The problem >> Only the number is wanted: how many lines hold the word "Seeds"?

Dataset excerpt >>
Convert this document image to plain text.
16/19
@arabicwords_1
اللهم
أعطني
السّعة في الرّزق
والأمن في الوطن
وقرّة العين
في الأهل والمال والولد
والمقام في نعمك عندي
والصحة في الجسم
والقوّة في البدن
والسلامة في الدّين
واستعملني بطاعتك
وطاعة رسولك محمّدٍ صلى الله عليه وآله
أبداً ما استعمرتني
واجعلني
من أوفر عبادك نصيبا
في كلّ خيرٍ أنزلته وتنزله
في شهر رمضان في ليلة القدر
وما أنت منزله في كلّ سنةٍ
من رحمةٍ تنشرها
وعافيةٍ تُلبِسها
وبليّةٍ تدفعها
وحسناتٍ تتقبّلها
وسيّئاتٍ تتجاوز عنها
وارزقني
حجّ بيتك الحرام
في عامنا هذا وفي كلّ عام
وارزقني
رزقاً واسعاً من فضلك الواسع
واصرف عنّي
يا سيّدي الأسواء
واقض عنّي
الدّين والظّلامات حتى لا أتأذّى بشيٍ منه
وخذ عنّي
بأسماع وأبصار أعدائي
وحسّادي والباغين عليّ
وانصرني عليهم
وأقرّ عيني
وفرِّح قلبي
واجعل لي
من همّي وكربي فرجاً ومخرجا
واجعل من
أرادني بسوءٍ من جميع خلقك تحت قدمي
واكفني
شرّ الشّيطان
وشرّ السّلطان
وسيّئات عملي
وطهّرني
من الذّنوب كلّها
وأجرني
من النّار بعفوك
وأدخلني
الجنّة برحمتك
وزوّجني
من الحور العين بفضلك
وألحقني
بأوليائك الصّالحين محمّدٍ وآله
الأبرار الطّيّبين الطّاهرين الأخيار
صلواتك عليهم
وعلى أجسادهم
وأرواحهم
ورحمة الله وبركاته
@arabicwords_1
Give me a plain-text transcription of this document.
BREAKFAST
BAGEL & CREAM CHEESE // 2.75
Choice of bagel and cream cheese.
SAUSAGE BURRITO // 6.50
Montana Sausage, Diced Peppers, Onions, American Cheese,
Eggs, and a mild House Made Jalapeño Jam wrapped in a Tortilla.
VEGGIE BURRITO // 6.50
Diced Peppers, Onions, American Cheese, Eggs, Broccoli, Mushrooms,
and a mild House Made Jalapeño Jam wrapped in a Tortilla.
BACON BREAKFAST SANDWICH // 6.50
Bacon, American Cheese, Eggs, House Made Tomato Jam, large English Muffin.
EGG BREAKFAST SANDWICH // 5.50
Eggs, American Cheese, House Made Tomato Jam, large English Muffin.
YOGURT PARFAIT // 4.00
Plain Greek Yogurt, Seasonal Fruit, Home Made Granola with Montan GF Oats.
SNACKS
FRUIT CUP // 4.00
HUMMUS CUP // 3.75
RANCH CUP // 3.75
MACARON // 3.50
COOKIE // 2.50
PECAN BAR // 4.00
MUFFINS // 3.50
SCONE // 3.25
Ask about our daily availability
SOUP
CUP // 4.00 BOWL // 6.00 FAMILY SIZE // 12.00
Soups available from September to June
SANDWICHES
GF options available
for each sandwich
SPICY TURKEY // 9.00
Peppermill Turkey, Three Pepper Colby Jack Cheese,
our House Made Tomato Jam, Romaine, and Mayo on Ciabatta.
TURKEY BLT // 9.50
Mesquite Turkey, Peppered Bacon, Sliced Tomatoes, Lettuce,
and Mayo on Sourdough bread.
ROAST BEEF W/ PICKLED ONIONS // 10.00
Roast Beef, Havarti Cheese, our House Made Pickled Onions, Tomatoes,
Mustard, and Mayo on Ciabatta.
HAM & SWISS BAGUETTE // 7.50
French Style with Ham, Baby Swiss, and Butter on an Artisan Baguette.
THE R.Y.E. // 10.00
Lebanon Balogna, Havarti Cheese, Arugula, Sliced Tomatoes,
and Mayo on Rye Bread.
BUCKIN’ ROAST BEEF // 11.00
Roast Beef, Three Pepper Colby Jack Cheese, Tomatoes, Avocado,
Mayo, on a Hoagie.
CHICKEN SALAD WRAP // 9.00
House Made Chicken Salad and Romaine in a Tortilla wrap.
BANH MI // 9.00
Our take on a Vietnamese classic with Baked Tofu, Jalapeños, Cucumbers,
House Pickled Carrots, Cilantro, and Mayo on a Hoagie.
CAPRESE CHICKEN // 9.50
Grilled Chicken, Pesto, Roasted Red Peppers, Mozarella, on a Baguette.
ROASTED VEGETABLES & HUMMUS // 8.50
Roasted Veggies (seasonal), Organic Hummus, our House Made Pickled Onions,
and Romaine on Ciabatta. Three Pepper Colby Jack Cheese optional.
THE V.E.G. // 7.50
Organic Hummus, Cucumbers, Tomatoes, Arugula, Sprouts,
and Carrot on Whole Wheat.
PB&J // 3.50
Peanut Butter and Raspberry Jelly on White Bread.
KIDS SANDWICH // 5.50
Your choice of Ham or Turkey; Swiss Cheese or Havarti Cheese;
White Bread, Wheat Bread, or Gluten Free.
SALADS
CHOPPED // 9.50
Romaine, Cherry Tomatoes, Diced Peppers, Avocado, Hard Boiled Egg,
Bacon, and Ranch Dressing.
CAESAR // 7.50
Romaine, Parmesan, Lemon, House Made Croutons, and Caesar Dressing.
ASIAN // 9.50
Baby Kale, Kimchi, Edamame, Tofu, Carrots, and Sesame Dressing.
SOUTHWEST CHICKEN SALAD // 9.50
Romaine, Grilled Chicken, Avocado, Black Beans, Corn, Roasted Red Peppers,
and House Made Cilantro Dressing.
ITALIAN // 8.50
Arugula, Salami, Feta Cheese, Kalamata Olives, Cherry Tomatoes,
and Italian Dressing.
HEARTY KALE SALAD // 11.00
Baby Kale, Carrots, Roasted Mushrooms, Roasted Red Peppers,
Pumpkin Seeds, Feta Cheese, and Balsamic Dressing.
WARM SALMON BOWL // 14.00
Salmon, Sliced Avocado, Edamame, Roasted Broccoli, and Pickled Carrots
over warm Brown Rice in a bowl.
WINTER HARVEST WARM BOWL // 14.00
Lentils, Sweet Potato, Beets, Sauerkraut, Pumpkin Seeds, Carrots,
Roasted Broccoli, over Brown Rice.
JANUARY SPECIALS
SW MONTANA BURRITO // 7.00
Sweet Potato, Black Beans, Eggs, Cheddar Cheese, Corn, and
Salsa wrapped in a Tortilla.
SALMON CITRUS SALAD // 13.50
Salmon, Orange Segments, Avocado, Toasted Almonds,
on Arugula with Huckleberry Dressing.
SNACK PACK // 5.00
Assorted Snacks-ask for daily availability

Answer >> 2